(Data entries)
start
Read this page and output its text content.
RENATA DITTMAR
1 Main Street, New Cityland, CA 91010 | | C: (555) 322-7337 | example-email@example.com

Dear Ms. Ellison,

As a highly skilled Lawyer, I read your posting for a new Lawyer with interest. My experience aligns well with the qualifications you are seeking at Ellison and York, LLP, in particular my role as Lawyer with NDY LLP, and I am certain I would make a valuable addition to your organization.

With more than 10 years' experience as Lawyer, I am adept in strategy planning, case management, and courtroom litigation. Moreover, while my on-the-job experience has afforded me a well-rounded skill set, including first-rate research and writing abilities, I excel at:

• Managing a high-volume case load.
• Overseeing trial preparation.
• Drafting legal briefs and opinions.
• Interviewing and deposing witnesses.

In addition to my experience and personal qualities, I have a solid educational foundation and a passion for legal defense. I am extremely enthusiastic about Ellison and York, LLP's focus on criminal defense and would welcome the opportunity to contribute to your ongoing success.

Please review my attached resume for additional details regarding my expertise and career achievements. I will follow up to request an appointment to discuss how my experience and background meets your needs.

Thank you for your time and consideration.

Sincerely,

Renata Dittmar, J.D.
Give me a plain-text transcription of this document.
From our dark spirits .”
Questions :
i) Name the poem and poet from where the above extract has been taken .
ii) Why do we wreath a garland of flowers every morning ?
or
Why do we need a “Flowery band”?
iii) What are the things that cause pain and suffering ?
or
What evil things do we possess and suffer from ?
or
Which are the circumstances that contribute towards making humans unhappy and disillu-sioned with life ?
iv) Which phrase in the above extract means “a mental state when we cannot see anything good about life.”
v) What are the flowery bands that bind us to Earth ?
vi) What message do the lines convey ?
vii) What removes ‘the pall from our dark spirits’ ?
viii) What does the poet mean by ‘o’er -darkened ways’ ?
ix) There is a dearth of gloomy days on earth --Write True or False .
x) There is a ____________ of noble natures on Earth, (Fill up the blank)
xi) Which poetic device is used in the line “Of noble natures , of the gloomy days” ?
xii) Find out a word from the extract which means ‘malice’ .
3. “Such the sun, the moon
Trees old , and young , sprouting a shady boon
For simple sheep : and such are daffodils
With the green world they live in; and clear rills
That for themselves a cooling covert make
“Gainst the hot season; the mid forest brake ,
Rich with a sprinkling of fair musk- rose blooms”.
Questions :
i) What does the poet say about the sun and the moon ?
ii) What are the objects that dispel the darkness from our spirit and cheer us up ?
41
end
▸ The request
Extract all of the data above without altering anything.

▸ Exercise response
Read this page and output its text content.
RENATA DITTMAR
1 Main Street, New Cityland, CA 91010 | | C: (555) 322-7337 | example-email@example.com

Dear Ms. Ellison,

As a highly skilled Lawyer, I read your posting for a new Lawyer with interest. My experience aligns well with the qualifications you are seeking at Ellison and York, LLP, in particular my role as Lawyer with NDY LLP, and I am certain I would make a valuable addition to your organization.

With more than 10 years' experience as Lawyer, I am adept in strategy planning, case management, and courtroom litigation. Moreover, while my on-the-job experience has afforded me a well-rounded skill set, including first-rate research and writing abilities, I excel at:

• Managing a high-volume case load.
• Overseeing trial preparation.
• Drafting legal briefs and opinions.
• Interviewing and deposing witnesses.

In addition to my experience and personal qualities, I have a solid educational foundation and a passion for legal defense. I am extremely enthusiastic about Ellison and York, LLP's focus on criminal defense and would welcome the opportunity to contribute to your ongoing success.

Please review my attached resume for additional details regarding my expertise and career achievements. I will follow up to request an appointment to discuss how my experience and background meets your needs.

Thank you for your time and consideration.

Sincerely,

Renata Dittmar, J.D.
Give me a plain-text transcription of this document.
From our dark spirits .”
Questions :
i) Name the poem and poet from where the above extract has been taken .
ii) Why do we wreath a garland of flowers every morning ?
or
Why do we need a “Flowery band”?
iii) What are the things that cause pain and suffering ?
or
What evil things do we possess and suffer from ?
or
Which are the circumstances that contribute towards making humans unhappy and disillu-sioned with life ?
iv) Which phrase in the above extract means “a mental state when we cannot see anything good about life.”
v) What are the flowery bands that bind us to Earth ?
vi) What message do the lines convey ?
vii) What removes ‘the pall from our dark spirits’ ?
viii) What does the poet mean by ‘o’er -darkened ways’ ?
ix) There is a dearth of gloomy days on earth --Write True or False .
x) There is a ____________ of noble natures on Earth, (Fill up the blank)
xi) Which poetic device is used in the line “Of noble natures , of the gloomy days” ?
xii) Find out a word from the extract which means ‘malice’ .
3. “Such the sun, the moon
Trees old , and young , sprouting a shady boon
For simple sheep : and such are daffodils
With the green world they live in; and clear rills
That for themselves a cooling covert make
“Gainst the hot season; the mid forest brake ,
Rich with a sprinkling of fair musk- rose blooms”.
Questions :
i) What does the poet say about the sun and the moon ?
ii) What are the objects that dispel the darkness from our spirit and cheer us up ?
41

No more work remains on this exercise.